EXERCISE DESCRIPTION:
Work out how many lines hold "annotation". Give the number and nothing else.

INPUT MATERIAL:
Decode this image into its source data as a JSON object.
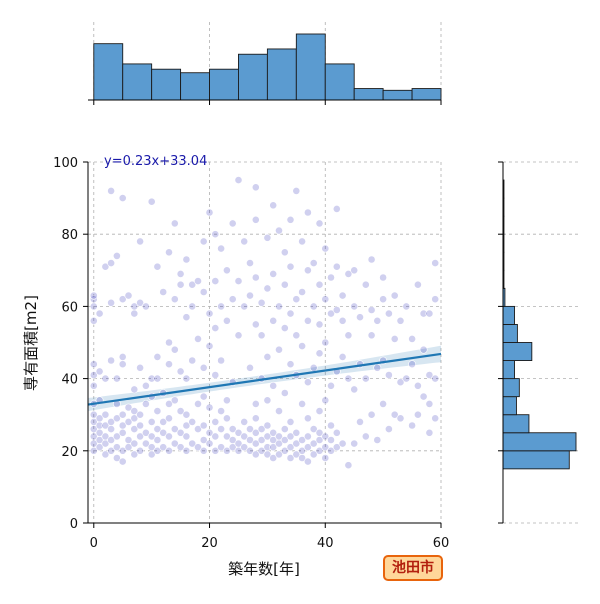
{
  "chart_data": {
    "type": "scatter",
    "subtype": "jointplot with regression line and marginal histograms",
    "xlabel": "築年数[年]",
    "ylabel": "専有面積[m2]",
    "xlim": [
      -1,
      60
    ],
    "ylim": [
      0,
      100
    ],
    "xticks": [
      "0",
      "20",
      "40",
      "60"
    ],
    "yticks": [
      "0",
      "20",
      "40",
      "60",
      "80",
      "100"
    ],
    "grid": true,
    "annotation": "y=0.23x+33.04",
    "regression": {
      "slope": 0.23,
      "intercept": 33.04
    },
    "badge": "池田市",
    "colors": {
      "points": "#2a2ab8",
      "regression_line": "#1f77b4",
      "histogram_fill": "#5b9bd0",
      "annotation": "#1a1aaa",
      "badge_border": "#e8640c",
      "badge_fill": "#ffd79a",
      "badge_text": "#b3200e"
    },
    "x_histogram": {
      "bin_edges": [
        0,
        5,
        10,
        15,
        20,
        25,
        30,
        35,
        40,
        45,
        50,
        55,
        60
      ],
      "counts": [
        64,
        41,
        35,
        31,
        35,
        52,
        58,
        75,
        41,
        13,
        11,
        13,
        7
      ]
    },
    "y_histogram": {
      "bin_edges": [
        10,
        15,
        20,
        25,
        30,
        35,
        40,
        45,
        50,
        55,
        60,
        65,
        70,
        75,
        80,
        85,
        90,
        95
      ],
      "counts": [
        0,
        69,
        76,
        27,
        14,
        17,
        12,
        30,
        15,
        12,
        2,
        1,
        1,
        1,
        1,
        1,
        1
      ]
    },
    "points": [
      [
        0,
        20
      ],
      [
        0,
        22
      ],
      [
        0,
        24
      ],
      [
        0,
        26
      ],
      [
        0,
        28
      ],
      [
        0,
        30
      ],
      [
        0,
        33
      ],
      [
        0,
        38
      ],
      [
        0,
        41
      ],
      [
        0,
        44
      ],
      [
        0,
        56
      ],
      [
        0,
        60
      ],
      [
        0,
        62
      ],
      [
        0,
        63
      ],
      [
        1,
        21
      ],
      [
        1,
        23
      ],
      [
        1,
        25
      ],
      [
        1,
        27
      ],
      [
        1,
        29
      ],
      [
        1,
        34
      ],
      [
        1,
        42
      ],
      [
        1,
        58
      ],
      [
        2,
        19
      ],
      [
        2,
        22
      ],
      [
        2,
        24
      ],
      [
        2,
        27
      ],
      [
        2,
        30
      ],
      [
        2,
        40
      ],
      [
        2,
        71
      ],
      [
        3,
        20
      ],
      [
        3,
        23
      ],
      [
        3,
        26
      ],
      [
        3,
        28
      ],
      [
        3,
        45
      ],
      [
        3,
        61
      ],
      [
        3,
        72
      ],
      [
        3,
        92
      ],
      [
        4,
        18
      ],
      [
        4,
        21
      ],
      [
        4,
        24
      ],
      [
        4,
        29
      ],
      [
        4,
        33
      ],
      [
        4,
        40
      ],
      [
        4,
        74
      ],
      [
        5,
        17
      ],
      [
        5,
        20
      ],
      [
        5,
        25
      ],
      [
        5,
        27
      ],
      [
        5,
        30
      ],
      [
        5,
        44
      ],
      [
        5,
        46
      ],
      [
        5,
        62
      ],
      [
        5,
        90
      ],
      [
        6,
        21
      ],
      [
        6,
        23
      ],
      [
        6,
        28
      ],
      [
        6,
        32
      ],
      [
        6,
        63
      ],
      [
        7,
        19
      ],
      [
        7,
        22
      ],
      [
        7,
        26
      ],
      [
        7,
        29
      ],
      [
        7,
        31
      ],
      [
        7,
        37
      ],
      [
        7,
        58
      ],
      [
        7,
        60
      ],
      [
        8,
        20
      ],
      [
        8,
        24
      ],
      [
        8,
        27
      ],
      [
        8,
        30
      ],
      [
        8,
        43
      ],
      [
        8,
        61
      ],
      [
        8,
        78
      ],
      [
        9,
        22
      ],
      [
        9,
        25
      ],
      [
        9,
        33
      ],
      [
        9,
        38
      ],
      [
        9,
        60
      ],
      [
        10,
        19
      ],
      [
        10,
        21
      ],
      [
        10,
        24
      ],
      [
        10,
        28
      ],
      [
        10,
        35
      ],
      [
        10,
        40
      ],
      [
        10,
        89
      ],
      [
        11,
        20
      ],
      [
        11,
        23
      ],
      [
        11,
        26
      ],
      [
        11,
        31
      ],
      [
        11,
        40
      ],
      [
        11,
        46
      ],
      [
        11,
        71
      ],
      [
        12,
        21
      ],
      [
        12,
        25
      ],
      [
        12,
        28
      ],
      [
        12,
        36
      ],
      [
        12,
        64
      ],
      [
        13,
        20
      ],
      [
        13,
        24
      ],
      [
        13,
        29
      ],
      [
        13,
        33
      ],
      [
        13,
        44
      ],
      [
        13,
        50
      ],
      [
        13,
        75
      ],
      [
        14,
        22
      ],
      [
        14,
        26
      ],
      [
        14,
        34
      ],
      [
        14,
        48
      ],
      [
        14,
        62
      ],
      [
        14,
        83
      ],
      [
        15,
        21
      ],
      [
        15,
        25
      ],
      [
        15,
        31
      ],
      [
        15,
        42
      ],
      [
        15,
        66
      ],
      [
        15,
        69
      ],
      [
        16,
        20
      ],
      [
        16,
        24
      ],
      [
        16,
        27
      ],
      [
        16,
        30
      ],
      [
        16,
        40
      ],
      [
        16,
        57
      ],
      [
        16,
        73
      ],
      [
        17,
        22
      ],
      [
        17,
        28
      ],
      [
        17,
        45
      ],
      [
        17,
        60
      ],
      [
        17,
        66
      ],
      [
        18,
        21
      ],
      [
        18,
        26
      ],
      [
        18,
        33
      ],
      [
        18,
        51
      ],
      [
        18,
        67
      ],
      [
        19,
        20
      ],
      [
        19,
        23
      ],
      [
        19,
        27
      ],
      [
        19,
        35
      ],
      [
        19,
        43
      ],
      [
        19,
        64
      ],
      [
        19,
        78
      ],
      [
        20,
        22
      ],
      [
        20,
        25
      ],
      [
        20,
        32
      ],
      [
        20,
        49
      ],
      [
        20,
        58
      ],
      [
        20,
        86
      ],
      [
        21,
        20
      ],
      [
        21,
        24
      ],
      [
        21,
        28
      ],
      [
        21,
        41
      ],
      [
        21,
        54
      ],
      [
        21,
        67
      ],
      [
        21,
        80
      ],
      [
        22,
        21
      ],
      [
        22,
        26
      ],
      [
        22,
        31
      ],
      [
        22,
        45
      ],
      [
        22,
        60
      ],
      [
        22,
        76
      ],
      [
        23,
        20
      ],
      [
        23,
        24
      ],
      [
        23,
        29
      ],
      [
        23,
        34
      ],
      [
        23,
        56
      ],
      [
        23,
        70
      ],
      [
        24,
        21
      ],
      [
        24,
        23
      ],
      [
        24,
        26
      ],
      [
        24,
        39
      ],
      [
        24,
        62
      ],
      [
        24,
        83
      ],
      [
        25,
        20
      ],
      [
        25,
        22
      ],
      [
        25,
        25
      ],
      [
        25,
        52
      ],
      [
        25,
        67
      ],
      [
        25,
        95
      ],
      [
        26,
        21
      ],
      [
        26,
        24
      ],
      [
        26,
        28
      ],
      [
        26,
        60
      ],
      [
        26,
        78
      ],
      [
        27,
        20
      ],
      [
        27,
        23
      ],
      [
        27,
        26
      ],
      [
        27,
        43
      ],
      [
        27,
        63
      ],
      [
        27,
        72
      ],
      [
        28,
        19
      ],
      [
        28,
        22
      ],
      [
        28,
        25
      ],
      [
        28,
        29
      ],
      [
        28,
        33
      ],
      [
        28,
        55
      ],
      [
        28,
        68
      ],
      [
        28,
        84
      ],
      [
        28,
        93
      ],
      [
        29,
        20
      ],
      [
        29,
        23
      ],
      [
        29,
        26
      ],
      [
        29,
        40
      ],
      [
        29,
        52
      ],
      [
        29,
        61
      ],
      [
        30,
        19
      ],
      [
        30,
        21
      ],
      [
        30,
        24
      ],
      [
        30,
        27
      ],
      [
        30,
        34
      ],
      [
        30,
        46
      ],
      [
        30,
        65
      ],
      [
        30,
        79
      ],
      [
        31,
        18
      ],
      [
        31,
        21
      ],
      [
        31,
        23
      ],
      [
        31,
        25
      ],
      [
        31,
        38
      ],
      [
        31,
        56
      ],
      [
        31,
        69
      ],
      [
        31,
        88
      ],
      [
        32,
        19
      ],
      [
        32,
        22
      ],
      [
        32,
        24
      ],
      [
        32,
        31
      ],
      [
        32,
        48
      ],
      [
        32,
        60
      ],
      [
        32,
        81
      ],
      [
        33,
        20
      ],
      [
        33,
        23
      ],
      [
        33,
        26
      ],
      [
        33,
        36
      ],
      [
        33,
        54
      ],
      [
        33,
        66
      ],
      [
        33,
        75
      ],
      [
        34,
        18
      ],
      [
        34,
        21
      ],
      [
        34,
        24
      ],
      [
        34,
        28
      ],
      [
        34,
        44
      ],
      [
        34,
        58
      ],
      [
        34,
        71
      ],
      [
        34,
        84
      ],
      [
        35,
        19
      ],
      [
        35,
        22
      ],
      [
        35,
        25
      ],
      [
        35,
        41
      ],
      [
        35,
        52
      ],
      [
        35,
        62
      ],
      [
        35,
        92
      ],
      [
        36,
        18
      ],
      [
        36,
        20
      ],
      [
        36,
        23
      ],
      [
        36,
        33
      ],
      [
        36,
        49
      ],
      [
        36,
        64
      ],
      [
        36,
        78
      ],
      [
        37,
        17
      ],
      [
        37,
        21
      ],
      [
        37,
        24
      ],
      [
        37,
        29
      ],
      [
        37,
        39
      ],
      [
        37,
        56
      ],
      [
        37,
        70
      ],
      [
        37,
        86
      ],
      [
        38,
        19
      ],
      [
        38,
        22
      ],
      [
        38,
        26
      ],
      [
        38,
        43
      ],
      [
        38,
        60
      ],
      [
        38,
        72
      ],
      [
        39,
        20
      ],
      [
        39,
        23
      ],
      [
        39,
        25
      ],
      [
        39,
        31
      ],
      [
        39,
        47
      ],
      [
        39,
        55
      ],
      [
        39,
        66
      ],
      [
        39,
        83
      ],
      [
        40,
        18
      ],
      [
        40,
        21
      ],
      [
        40,
        24
      ],
      [
        40,
        34
      ],
      [
        40,
        50
      ],
      [
        40,
        62
      ],
      [
        40,
        76
      ],
      [
        41,
        20
      ],
      [
        41,
        23
      ],
      [
        41,
        27
      ],
      [
        41,
        38
      ],
      [
        41,
        58
      ],
      [
        41,
        68
      ],
      [
        42,
        21
      ],
      [
        42,
        25
      ],
      [
        42,
        42
      ],
      [
        42,
        59
      ],
      [
        42,
        71
      ],
      [
        42,
        87
      ],
      [
        43,
        22
      ],
      [
        43,
        46
      ],
      [
        43,
        56
      ],
      [
        43,
        63
      ],
      [
        44,
        16
      ],
      [
        44,
        40
      ],
      [
        44,
        52
      ],
      [
        44,
        69
      ],
      [
        45,
        22
      ],
      [
        45,
        37
      ],
      [
        45,
        60
      ],
      [
        45,
        70
      ],
      [
        46,
        28
      ],
      [
        46,
        44
      ],
      [
        46,
        57
      ],
      [
        47,
        24
      ],
      [
        47,
        40
      ],
      [
        47,
        66
      ],
      [
        48,
        30
      ],
      [
        48,
        52
      ],
      [
        48,
        59
      ],
      [
        48,
        73
      ],
      [
        49,
        23
      ],
      [
        49,
        43
      ],
      [
        49,
        56
      ],
      [
        50,
        33
      ],
      [
        50,
        45
      ],
      [
        50,
        62
      ],
      [
        50,
        68
      ],
      [
        51,
        26
      ],
      [
        51,
        41
      ],
      [
        51,
        58
      ],
      [
        52,
        30
      ],
      [
        52,
        51
      ],
      [
        52,
        63
      ],
      [
        53,
        29
      ],
      [
        53,
        39
      ],
      [
        53,
        56
      ],
      [
        54,
        40
      ],
      [
        54,
        60
      ],
      [
        55,
        27
      ],
      [
        55,
        44
      ],
      [
        55,
        51
      ],
      [
        56,
        30
      ],
      [
        56,
        38
      ],
      [
        56,
        66
      ],
      [
        57,
        35
      ],
      [
        57,
        48
      ],
      [
        57,
        58
      ],
      [
        58,
        25
      ],
      [
        58,
        33
      ],
      [
        58,
        41
      ],
      [
        58,
        58
      ],
      [
        59,
        29
      ],
      [
        59,
        40
      ],
      [
        59,
        62
      ],
      [
        59,
        72
      ]
    ]
  }
}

WRITTEN SOLUTION:
2